= Dataset excerpt =

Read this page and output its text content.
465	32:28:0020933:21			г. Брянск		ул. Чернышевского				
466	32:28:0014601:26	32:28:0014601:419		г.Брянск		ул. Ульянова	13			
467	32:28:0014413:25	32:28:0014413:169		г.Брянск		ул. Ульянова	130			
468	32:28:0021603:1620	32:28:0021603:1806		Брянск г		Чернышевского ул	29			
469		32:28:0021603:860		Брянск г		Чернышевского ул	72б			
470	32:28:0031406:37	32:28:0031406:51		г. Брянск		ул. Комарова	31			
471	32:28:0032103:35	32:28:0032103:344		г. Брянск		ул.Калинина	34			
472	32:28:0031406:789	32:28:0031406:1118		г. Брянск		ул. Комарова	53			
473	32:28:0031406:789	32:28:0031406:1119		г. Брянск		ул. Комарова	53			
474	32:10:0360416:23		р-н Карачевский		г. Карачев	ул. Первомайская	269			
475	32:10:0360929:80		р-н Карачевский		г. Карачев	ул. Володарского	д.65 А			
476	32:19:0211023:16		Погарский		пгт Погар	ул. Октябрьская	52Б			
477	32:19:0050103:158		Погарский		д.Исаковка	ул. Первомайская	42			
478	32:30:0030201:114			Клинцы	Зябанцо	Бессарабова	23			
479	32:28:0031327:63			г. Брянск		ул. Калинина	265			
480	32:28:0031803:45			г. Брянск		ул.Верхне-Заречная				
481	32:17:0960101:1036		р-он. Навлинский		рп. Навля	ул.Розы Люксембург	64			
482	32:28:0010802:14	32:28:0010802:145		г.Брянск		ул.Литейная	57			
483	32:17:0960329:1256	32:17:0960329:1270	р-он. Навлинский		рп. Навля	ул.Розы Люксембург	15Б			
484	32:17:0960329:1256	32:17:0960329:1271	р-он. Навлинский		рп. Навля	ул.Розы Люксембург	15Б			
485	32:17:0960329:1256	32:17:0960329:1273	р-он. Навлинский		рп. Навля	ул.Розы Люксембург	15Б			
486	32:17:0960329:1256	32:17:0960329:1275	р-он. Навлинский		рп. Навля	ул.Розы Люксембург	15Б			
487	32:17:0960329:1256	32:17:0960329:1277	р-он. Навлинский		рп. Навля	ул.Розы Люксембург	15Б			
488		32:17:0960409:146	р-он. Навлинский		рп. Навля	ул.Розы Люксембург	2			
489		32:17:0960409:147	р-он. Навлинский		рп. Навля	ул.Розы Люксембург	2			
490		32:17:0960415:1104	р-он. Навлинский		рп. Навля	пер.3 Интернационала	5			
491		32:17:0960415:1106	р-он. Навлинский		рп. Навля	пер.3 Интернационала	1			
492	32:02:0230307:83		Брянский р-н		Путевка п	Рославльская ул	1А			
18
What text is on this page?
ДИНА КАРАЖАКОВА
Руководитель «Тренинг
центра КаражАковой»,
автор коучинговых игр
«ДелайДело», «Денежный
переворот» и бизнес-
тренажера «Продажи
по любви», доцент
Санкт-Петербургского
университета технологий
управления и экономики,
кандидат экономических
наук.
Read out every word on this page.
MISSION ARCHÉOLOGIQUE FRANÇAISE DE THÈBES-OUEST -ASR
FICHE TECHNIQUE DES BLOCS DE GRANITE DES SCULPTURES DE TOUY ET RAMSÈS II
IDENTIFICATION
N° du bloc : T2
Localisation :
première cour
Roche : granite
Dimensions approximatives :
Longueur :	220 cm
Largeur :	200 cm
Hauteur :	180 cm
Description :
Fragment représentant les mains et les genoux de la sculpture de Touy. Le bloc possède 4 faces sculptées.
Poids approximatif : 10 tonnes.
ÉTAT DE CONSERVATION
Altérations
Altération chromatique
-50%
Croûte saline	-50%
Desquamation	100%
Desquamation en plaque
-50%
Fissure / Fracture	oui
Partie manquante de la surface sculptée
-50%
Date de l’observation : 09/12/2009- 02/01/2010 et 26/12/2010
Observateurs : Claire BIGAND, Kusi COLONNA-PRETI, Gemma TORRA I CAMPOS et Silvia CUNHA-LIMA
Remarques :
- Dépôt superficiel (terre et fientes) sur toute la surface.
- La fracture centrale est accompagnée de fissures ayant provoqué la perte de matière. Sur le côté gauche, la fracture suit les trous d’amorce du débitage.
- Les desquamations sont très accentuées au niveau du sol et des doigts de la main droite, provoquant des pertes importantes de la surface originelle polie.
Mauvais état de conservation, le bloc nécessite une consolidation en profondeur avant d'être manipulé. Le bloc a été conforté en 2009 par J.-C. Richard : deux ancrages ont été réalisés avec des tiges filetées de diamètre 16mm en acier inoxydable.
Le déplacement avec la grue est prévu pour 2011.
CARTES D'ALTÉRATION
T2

= Exercise details =
Show the data once more, exactly as it was written.

= Exercise solution =
Read this page and output its text content.
465	32:28:0020933:21			г. Брянск		ул. Чернышевского				
466	32:28:0014601:26	32:28:0014601:419		г.Брянск		ул. Ульянова	13			
467	32:28:0014413:25	32:28:0014413:169		г.Брянск		ул. Ульянова	130			
468	32:28:0021603:1620	32:28:0021603:1806		Брянск г		Чернышевского ул	29			
469		32:28:0021603:860		Брянск г		Чернышевского ул	72б			
470	32:28:0031406:37	32:28:0031406:51		г. Брянск		ул. Комарова	31			
471	32:28:0032103:35	32:28:0032103:344		г. Брянск		ул.Калинина	34			
472	32:28:0031406:789	32:28:0031406:1118		г. Брянск		ул. Комарова	53			
473	32:28:0031406:789	32:28:0031406:1119		г. Брянск		ул. Комарова	53			
474	32:10:0360416:23		р-н Карачевский		г. Карачев	ул. Первомайская	269			
475	32:10:0360929:80		р-н Карачевский		г. Карачев	ул. Володарского	д.65 А			
476	32:19:0211023:16		Погарский		пгт Погар	ул. Октябрьская	52Б			
477	32:19:0050103:158		Погарский		д.Исаковка	ул. Первомайская	42			
478	32:30:0030201:114			Клинцы	Зябанцо	Бессарабова	23			
479	32:28:0031327:63			г. Брянск		ул. Калинина	265			
480	32:28:0031803:45			г. Брянск		ул.Верхне-Заречная				
481	32:17:0960101:1036		р-он. Навлинский		рп. Навля	ул.Розы Люксембург	64			
482	32:28:0010802:14	32:28:0010802:145		г.Брянск		ул.Литейная	57			
483	32:17:0960329:1256	32:17:0960329:1270	р-он. Навлинский		рп. Навля	ул.Розы Люксембург	15Б			
484	32:17:0960329:1256	32:17:0960329:1271	р-он. Навлинский		рп. Навля	ул.Розы Люксембург	15Б			
485	32:17:0960329:1256	32:17:0960329:1273	р-он. Навлинский		рп. Навля	ул.Розы Люксембург	15Б			
486	32:17:0960329:1256	32:17:0960329:1275	р-он. Навлинский		рп. Навля	ул.Розы Люксембург	15Б			
487	32:17:0960329:1256	32:17:0960329:1277	р-он. Навлинский		рп. Навля	ул.Розы Люксембург	15Б			
488		32:17:0960409:146	р-он. Навлинский		рп. Навля	ул.Розы Люксембург	2			
489		32:17:0960409:147	р-он. Навлинский		рп. Навля	ул.Розы Люксембург	2			
490		32:17:0960415:1104	р-он. Навлинский		рп. Навля	пер.3 Интернационала	5			
491		32:17:0960415:1106	р-он. Навлинский		рп. Навля	пер.3 Интернационала	1			
492	32:02:0230307:83		Брянский р-н		Путевка п	Рославльская ул	1А			
18
What text is on this page?
ДИНА КАРАЖАКОВА
Руководитель «Тренинг
центра КаражАковой»,
автор коучинговых игр
«ДелайДело», «Денежный
переворот» и бизнес-
тренажера «Продажи
по любви», доцент
Санкт-Петербургского
университета технологий
управления и экономики,
кандидат экономических
наук.
Read out every word on this page.
MISSION ARCHÉOLOGIQUE FRANÇAISE DE THÈBES-OUEST -ASR
FICHE TECHNIQUE DES BLOCS DE GRANITE DES SCULPTURES DE TOUY ET RAMSÈS II
IDENTIFICATION
N° du bloc : T2
Localisation :
première cour
Roche : granite
Dimensions approximatives :
Longueur :	220 cm
Largeur :	200 cm
Hauteur :	180 cm
Description :
Fragment représentant les mains et les genoux de la sculpture de Touy. Le bloc possède 4 faces sculptées.
Poids approximatif : 10 tonnes.
ÉTAT DE CONSERVATION
Altérations
Altération chromatique
-50%
Croûte saline	-50%
Desquamation	100%
Desquamation en plaque
-50%
Fissure / Fracture	oui
Partie manquante de la surface sculptée
-50%
Date de l’observation : 09/12/2009- 02/01/2010 et 26/12/2010
Observateurs : Claire BIGAND, Kusi COLONNA-PRETI, Gemma TORRA I CAMPOS et Silvia CUNHA-LIMA
Remarques :
- Dépôt superficiel (terre et fientes) sur toute la surface.
- La fracture centrale est accompagnée de fissures ayant provoqué la perte de matière. Sur le côté gauche, la fracture suit les trous d’amorce du débitage.
- Les desquamations sont très accentuées au niveau du sol et des doigts de la main droite, provoquant des pertes importantes de la surface originelle polie.
Mauvais état de conservation, le bloc nécessite une consolidation en profondeur avant d'être manipulé. Le bloc a été conforté en 2009 par J.-C. Richard : deux ancrages ont été réalisés avec des tiges filetées de diamètre 16mm en acier inoxydable.
Le déplacement avec la grue est prévu pour 2011.
CARTES D'ALTÉRATION
T2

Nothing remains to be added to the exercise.